* [Document segment]:
▼▼▼

On-line ADR Center of the Czech Arbitration Court (CAC)

Panel Decision

§ 15 of the UDRP Rules (Rules), § 9 of the CAC’s Supplemental Rules (Supplemental Rules)

Case No. 103035
Time of Filing 2020-04-29 11:35:32
Disputed domain name SANDROS-PARIS.COM
Case Administrator
Name Šárka Glasslová
Complainant
Organization SANDRO ANDY
Authorized Representative
Organization Nameshield (Enora Millocheau)
Respondent
Name Deigo Deigo
Other Legal Proceedings
To the best of the Panel’s knowledge, there are no other legal proceedings, pending or decided, in relation to the disputed domain name.
Identification of rights
In support of its Complaint, the Complainant has provided evidence of its registration of the following trademarks:

- International Registration No. 827287, SANDRO, registered on 4 March 2004;

- European Union Trade Mark No. 008772568, SANDRO, registered on 27 July 2010; and

- French Trademark Registration No. 4073924, SANDRO PARIS, registered on 6 March 2014.
Factual Background
Founded in 1984, the Complainant is a French ready-to-wear fashion company. Since 1984, the Sandro brand has expanded to offer both men’s and women’s clothing at 593 points of sale (as of December 2017) in 37 countries.

For use in connection with the Complainant’s Sandro-branded clothing, the Complainant has acquired trademarks for SANDRO and SANDRO PARIS, registered in various jurisdictions throughout the world, as outlined in the rights section above. The Complainant also owns the domain name <sandro-paris.com>, which it uses in connection with its online-retail website to market its products to consumers in the European Union, the United States and China.

The disputed domain name was registered on 21 April 2020. The disputed domain name does not resolve to an active website.
 
COMPLAINANT

The Complainant submits that the disputed domain name is confusingly similar to its SANDRO trademark. The Complainant asserts that the addition of the letter “s”, for “Sandro”, and the geographical term “Paris”, referring to the city where the Complainant has its head office, is not sufficient to escape the finding that the disputed domain name is confusingly similar to the Complainant’s SANDRO trademark.

The Complainant submits that the Respondent has no rights or legitimate interests in the disputed domain name. According to the Complainant, the Respondent is not related to the Complainant in any way, nor does the Respondent carry out any activity for or have any business with the Complainant. No authorization has been granted for the Respondent to make use of the Complainant’s SANDRO trademark, or to apply for registration of the disputed domain name containing the Complainant’s trademark. The Complainant notes that the disputed domain name is inactive, and asserts that the Respondent is not using the disputed domain name for any bona fide offering of goods or services. The Complainant asserts that the Respondent is not known by the disputed domain name. The Complainant further submits that the disputed domain name constitutes a typosquatted version of the Complainant’s SANDRO PARIS trademark.

▲▲▲

* [Brief A]:
Check each statement against the domain dispute decision and answer yes or no, quoting the words of the decision that settle it: (i) The Complainant was founded in 1984. (ii) The disputed domain name resolves to an active website. (iii) The French trademark SANDRO PARIS was registered on 27 July 2010.
* [Brief B]:
Write the next part of the domain dispute decision, starting after its final sentence.

* [Listed records]:
▼▼▼

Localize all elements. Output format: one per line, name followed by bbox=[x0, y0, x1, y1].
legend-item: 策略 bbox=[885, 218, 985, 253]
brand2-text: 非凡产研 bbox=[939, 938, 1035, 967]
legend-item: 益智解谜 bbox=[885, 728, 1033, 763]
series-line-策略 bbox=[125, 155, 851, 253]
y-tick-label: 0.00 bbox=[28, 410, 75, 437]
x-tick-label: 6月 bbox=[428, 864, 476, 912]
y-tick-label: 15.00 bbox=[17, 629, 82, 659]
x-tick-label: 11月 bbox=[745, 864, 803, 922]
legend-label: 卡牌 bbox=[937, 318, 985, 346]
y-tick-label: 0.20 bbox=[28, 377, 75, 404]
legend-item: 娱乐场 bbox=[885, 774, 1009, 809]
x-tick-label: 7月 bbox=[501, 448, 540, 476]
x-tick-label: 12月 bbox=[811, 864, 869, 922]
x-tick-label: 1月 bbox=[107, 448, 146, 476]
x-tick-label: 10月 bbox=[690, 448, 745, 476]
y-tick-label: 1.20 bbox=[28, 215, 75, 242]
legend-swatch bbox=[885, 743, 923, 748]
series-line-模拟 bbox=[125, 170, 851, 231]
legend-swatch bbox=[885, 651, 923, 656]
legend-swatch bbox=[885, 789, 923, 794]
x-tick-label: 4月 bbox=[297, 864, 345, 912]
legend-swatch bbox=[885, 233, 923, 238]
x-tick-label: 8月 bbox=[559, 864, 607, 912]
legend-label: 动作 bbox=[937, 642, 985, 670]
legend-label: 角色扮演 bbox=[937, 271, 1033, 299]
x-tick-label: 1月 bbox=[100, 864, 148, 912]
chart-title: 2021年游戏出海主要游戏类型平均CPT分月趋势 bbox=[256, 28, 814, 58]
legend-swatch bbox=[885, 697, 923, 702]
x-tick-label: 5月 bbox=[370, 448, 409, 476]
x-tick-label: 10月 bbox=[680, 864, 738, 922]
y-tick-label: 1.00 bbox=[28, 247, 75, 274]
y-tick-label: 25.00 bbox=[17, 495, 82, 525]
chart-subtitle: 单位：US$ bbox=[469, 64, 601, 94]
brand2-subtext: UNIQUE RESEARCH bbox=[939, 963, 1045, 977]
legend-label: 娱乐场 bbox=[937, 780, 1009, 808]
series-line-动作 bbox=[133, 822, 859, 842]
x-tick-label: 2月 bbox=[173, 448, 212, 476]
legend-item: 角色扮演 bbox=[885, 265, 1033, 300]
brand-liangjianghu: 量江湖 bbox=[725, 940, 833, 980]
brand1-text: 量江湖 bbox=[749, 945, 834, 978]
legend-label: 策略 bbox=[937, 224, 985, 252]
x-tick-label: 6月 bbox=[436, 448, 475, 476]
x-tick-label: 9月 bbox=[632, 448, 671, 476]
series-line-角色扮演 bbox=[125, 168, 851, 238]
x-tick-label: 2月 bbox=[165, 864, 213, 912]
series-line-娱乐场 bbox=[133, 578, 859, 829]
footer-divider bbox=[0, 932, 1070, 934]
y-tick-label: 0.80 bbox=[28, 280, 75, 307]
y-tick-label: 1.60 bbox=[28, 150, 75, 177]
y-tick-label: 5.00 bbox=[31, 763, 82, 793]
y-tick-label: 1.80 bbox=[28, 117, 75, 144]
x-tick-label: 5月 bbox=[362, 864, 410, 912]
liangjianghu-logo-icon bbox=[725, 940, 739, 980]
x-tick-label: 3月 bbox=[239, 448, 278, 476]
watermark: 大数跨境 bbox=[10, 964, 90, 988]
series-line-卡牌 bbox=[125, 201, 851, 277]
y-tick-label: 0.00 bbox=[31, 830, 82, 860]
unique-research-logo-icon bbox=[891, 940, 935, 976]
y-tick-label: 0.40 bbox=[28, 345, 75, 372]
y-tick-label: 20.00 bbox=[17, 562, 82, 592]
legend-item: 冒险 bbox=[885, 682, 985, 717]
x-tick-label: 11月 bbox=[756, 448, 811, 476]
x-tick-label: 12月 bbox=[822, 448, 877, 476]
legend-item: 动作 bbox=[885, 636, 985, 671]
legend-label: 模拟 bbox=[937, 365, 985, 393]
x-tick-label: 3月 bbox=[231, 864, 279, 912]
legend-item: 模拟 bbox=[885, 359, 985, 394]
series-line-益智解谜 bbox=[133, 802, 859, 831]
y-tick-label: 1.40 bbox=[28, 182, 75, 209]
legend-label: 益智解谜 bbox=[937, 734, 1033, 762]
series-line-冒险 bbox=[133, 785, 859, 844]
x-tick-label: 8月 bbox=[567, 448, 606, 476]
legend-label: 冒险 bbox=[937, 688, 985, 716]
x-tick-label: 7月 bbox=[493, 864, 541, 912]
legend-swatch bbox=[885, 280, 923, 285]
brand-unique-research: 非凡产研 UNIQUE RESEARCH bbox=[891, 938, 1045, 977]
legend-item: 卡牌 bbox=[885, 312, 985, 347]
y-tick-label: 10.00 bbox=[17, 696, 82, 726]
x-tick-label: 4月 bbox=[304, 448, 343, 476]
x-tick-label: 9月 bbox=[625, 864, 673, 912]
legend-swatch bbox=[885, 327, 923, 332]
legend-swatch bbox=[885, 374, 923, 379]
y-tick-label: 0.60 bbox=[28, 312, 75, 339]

▲▲▲

* [Exercise output A]:
(i) Yes: "Founded in 1984, the Complainant is a French ready-to-wear fashion company."
(ii) No: "The disputed domain name does not resolve to an active website."
(iii) No: "French Trademark Registration No. 4073924, SANDRO PARIS, registered on 6 March 2014."

* [Exercise output B]:
The Complainant submits that the disputed domain name was registered and is being used in bad faith. The Complainant argues that the Respondent deliberately chose to associate the Complainant’s SANDRO trademark in the disputed domain name with the geographical term “Paris”, noting that the Complainant is established in Paris. The Complainant notes that a Google search for the terms “Sandro Paris” returns results relating exclusively to the Complainant. The Complainant submits that the SANDRO trademark has the status of a reputed trademark with substantial and widespread recognition throughout the world. The Complainant therefore asserts that it is reasonable to infer that the Respondent registered the disputed domain name with full knowledge of the Complainant’s trademarks. Although the disputed domain name is inactive, the Complainant submits that it is not possible to conceive of any plausible actual or contemplated use of the disputed domain name on the part of the Respondent that would not be illegitimate. The Complainant further notes that the disputed domain name has active mail-exchanger (“MX”) records, suggesting that the disputed domain name may be actively used for email purposes. The Complainant submits that any email emanating from the disputed domain name could not be used for any good-faith purpose.

RESPONDENT

No administratively compliant Response has been filed.
Rights
The Complainant has, to the satisfaction of the Panel, shown the disputed domain name is identical or confusingly similar to a trademark or service mark in which the Complainant has rights (within the meaning of paragraph 4(a)(i) of the Policy).
No rights or legitimate interests
The Complainant has, to the satisfaction of the Panel, shown the Respondent to have no rights or legitimate interests in respect of the disputed domain name (within the meaning of paragraph 4(a)(ii) of the Policy).
Bad faith
The Complainant has, to the satisfaction of the Panel, shown the disputed domain name has been registered and is being used in bad faith (within the meaning of paragraph 4(a)(iii) of the Policy).
Procedural Factors
The Panel is satisfied that all procedural requirements under UDRP were met and there is no other reason why it would be inappropriate to provide a decision.
Principal Reasons for the Decision
In order to prevail in its Complaint, the Complainant must prove, on the balance of probabilities, that it has satisfied the requirements of paragraph 4(a) of the Policy:

(i) the disputed domain name is identical or confusingly similar to a trademark or service mark in which the Complainant has rights;

(ii) the Respondent has no rights or legitimate interests in the disputed domain name; and

(iii) the disputed domain name was registered and is being used in bad faith.

A. Identical or Confusingly Similar

The Panel finds that the Complainant has established rights in the SANDRO and SANDRO PARIS trademarks, the registration details of which are provided above.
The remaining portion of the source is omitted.